__Short task__
Give back the records below exactly, every one, with no pictures.

__Entries__
-- begin --

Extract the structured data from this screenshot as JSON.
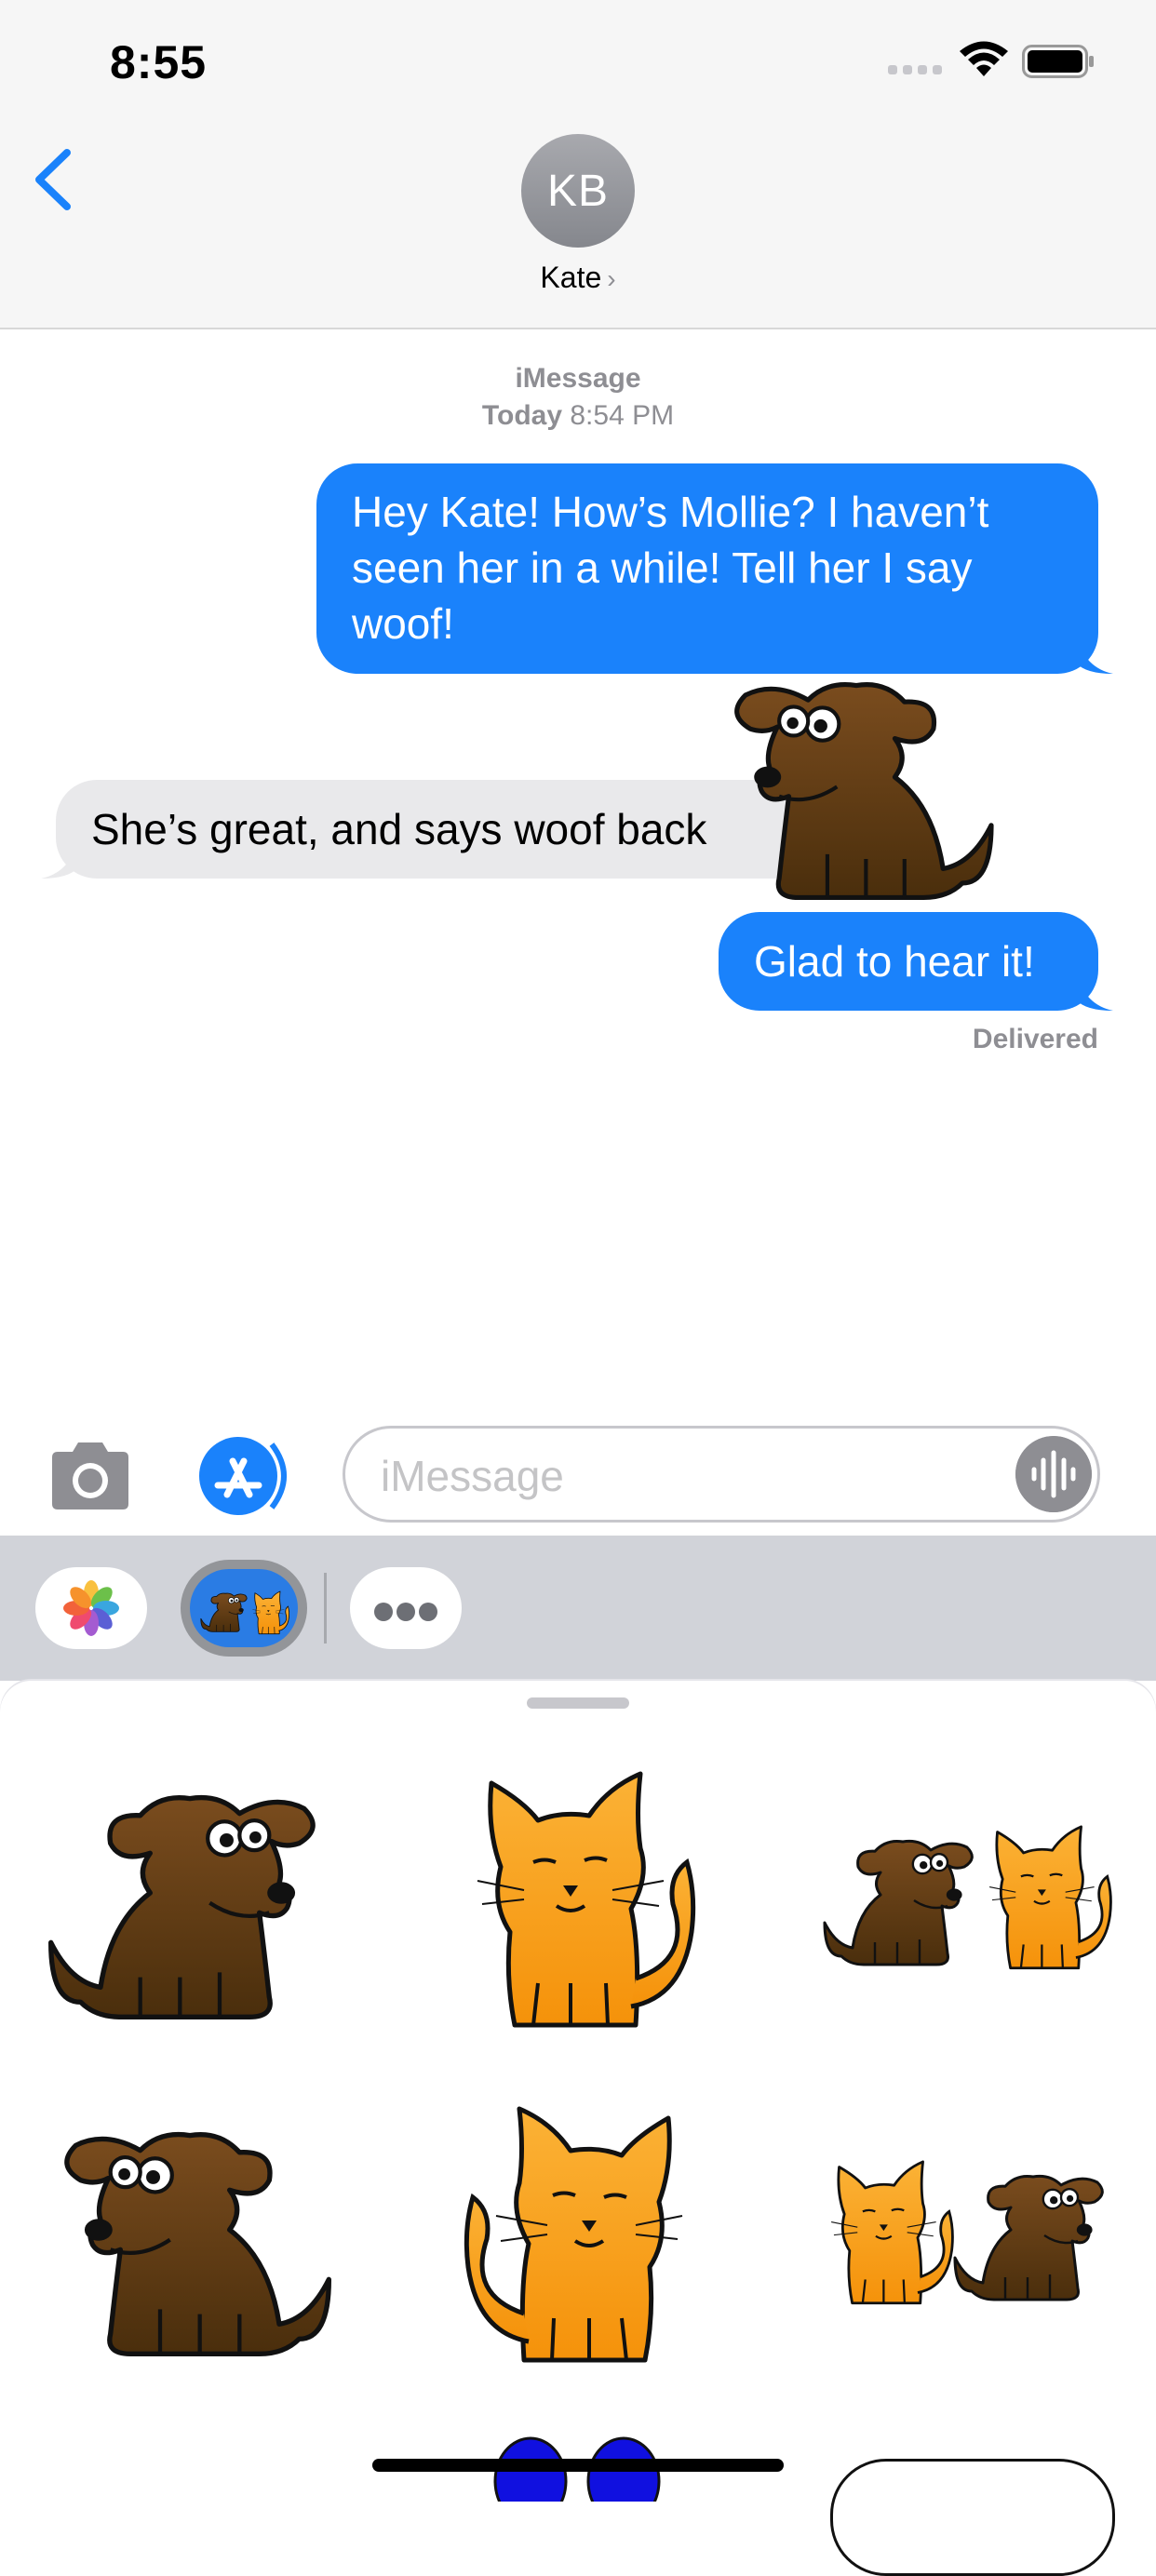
{
  "status_bar": {
    "time": "8:55"
  },
  "header": {
    "avatar_initials": "KB",
    "contact_name": "Kate",
    "contact_chevron": "›",
    "icons": [
      "back-chevron-icon",
      "signal-icon",
      "wifi-icon",
      "battery-icon"
    ]
  },
  "conversation": {
    "service": "iMessage",
    "day": "Today",
    "time": "8:54 PM",
    "messages": [
      {
        "from": "me",
        "text": "Hey Kate! How’s Mollie? I haven’t seen her in a while! Tell her I say woof!"
      },
      {
        "from": "them",
        "text": "She’s great, and says woof back"
      },
      {
        "from": "me",
        "text": "Glad to hear it!"
      }
    ],
    "delivery_status": "Delivered",
    "placed_sticker": "dog-sticker"
  },
  "compose": {
    "placeholder": "iMessage",
    "icons": [
      "camera-icon",
      "app-store-icon",
      "audio-waveform-icon"
    ]
  },
  "app_drawer": {
    "apps": [
      "photos-app-icon",
      "dog-cat-sticker-app-icon",
      "more-apps-icon"
    ]
  },
  "sticker_panel": {
    "stickers": [
      "dog-facing-right",
      "cat-facing-left",
      "dog-and-cat",
      "dog-facing-left",
      "cat-facing-right",
      "cat-and-dog"
    ]
  },
  "colors": {
    "sent_bubble": "#1a82fb",
    "received_bubble": "#e9e9eb",
    "accent": "#1a82fb",
    "dog_brown": "#5c3a14",
    "cat_orange": "#f7940e"
  }
}
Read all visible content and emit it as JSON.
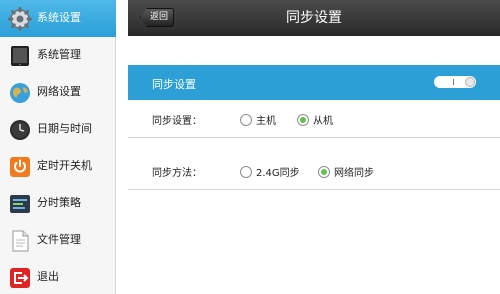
{
  "sidebar": {
    "items": [
      {
        "label": "系统设置",
        "icon": "gear-icon"
      },
      {
        "label": "系统管理",
        "icon": "tablet-icon"
      },
      {
        "label": "网络设置",
        "icon": "globe-icon"
      },
      {
        "label": "日期与时间",
        "icon": "clock-icon"
      },
      {
        "label": "定时开关机",
        "icon": "power-icon"
      },
      {
        "label": "分时策略",
        "icon": "schedule-icon"
      },
      {
        "label": "文件管理",
        "icon": "document-icon"
      },
      {
        "label": "退出",
        "icon": "exit-icon"
      }
    ],
    "active_index": 0
  },
  "header": {
    "back_label": "返回",
    "title": "同步设置"
  },
  "settings": {
    "sync_toggle_label": "同步设置",
    "sync_toggle_on": true,
    "sync_role": {
      "label": "同步设置：",
      "options": [
        "主机",
        "从机"
      ],
      "selected": "从机"
    },
    "sync_method": {
      "label": "同步方法：",
      "options": [
        "2.4G同步",
        "网络同步"
      ],
      "selected": "网络同步"
    }
  },
  "colors": {
    "accent": "#2b9fd6",
    "header_bg": "#333333",
    "radio_on": "#5fc34a"
  }
}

-- end --

__The output__
Extract the structured data from this screenshot as JSON.
{
  "status_bar": {
    "time": "8:55"
  },
  "header": {
    "avatar_initials": "KB",
    "contact_name": "Kate",
    "contact_chevron": "›",
    "icons": [
      "back-chevron-icon",
      "signal-icon",
      "wifi-icon",
      "battery-icon"
    ]
  },
  "conversation": {
    "service": "iMessage",
    "day": "Today",
    "time": "8:54 PM",
    "messages": [
      {
        "from": "me",
        "text": "Hey Kate! How’s Mollie? I haven’t seen her in a while! Tell her I say woof!"
      },
      {
        "from": "them",
        "text": "She’s great, and says woof back"
      },
      {
        "from": "me",
        "text": "Glad to hear it!"
      }
    ],
    "delivery_status": "Delivered",
    "placed_sticker": "dog-sticker"
  },
  "compose": {
    "placeholder": "iMessage",
    "icons": [
      "camera-icon",
      "app-store-icon",
      "audio-waveform-icon"
    ]
  },
  "app_drawer": {
    "apps": [
      "photos-app-icon",
      "dog-cat-sticker-app-icon",
      "more-apps-icon"
    ]
  },
  "sticker_panel": {
    "stickers": [
      "dog-facing-right",
      "cat-facing-left",
      "dog-and-cat",
      "dog-facing-left",
      "cat-facing-right",
      "cat-and-dog"
    ]
  },
  "colors": {
    "sent_bubble": "#1a82fb",
    "received_bubble": "#e9e9eb",
    "accent": "#1a82fb",
    "dog_brown": "#5c3a14",
    "cat_orange": "#f7940e"
  }
}
Read all visible content and emit it as JSON.
{
  "sidebar": {
    "items": [
      {
        "label": "系统设置",
        "icon": "gear-icon"
      },
      {
        "label": "系统管理",
        "icon": "tablet-icon"
      },
      {
        "label": "网络设置",
        "icon": "globe-icon"
      },
      {
        "label": "日期与时间",
        "icon": "clock-icon"
      },
      {
        "label": "定时开关机",
        "icon": "power-icon"
      },
      {
        "label": "分时策略",
        "icon": "schedule-icon"
      },
      {
        "label": "文件管理",
        "icon": "document-icon"
      },
      {
        "label": "退出",
        "icon": "exit-icon"
      }
    ],
    "active_index": 0
  },
  "header": {
    "back_label": "返回",
    "title": "同步设置"
  },
  "settings": {
    "sync_toggle_label": "同步设置",
    "sync_toggle_on": true,
    "sync_role": {
      "label": "同步设置：",
      "options": [
        "主机",
        "从机"
      ],
      "selected": "从机"
    },
    "sync_method": {
      "label": "同步方法：",
      "options": [
        "2.4G同步",
        "网络同步"
      ],
      "selected": "网络同步"
    }
  },
  "colors": {
    "accent": "#2b9fd6",
    "header_bg": "#333333",
    "radio_on": "#5fc34a"
  }
}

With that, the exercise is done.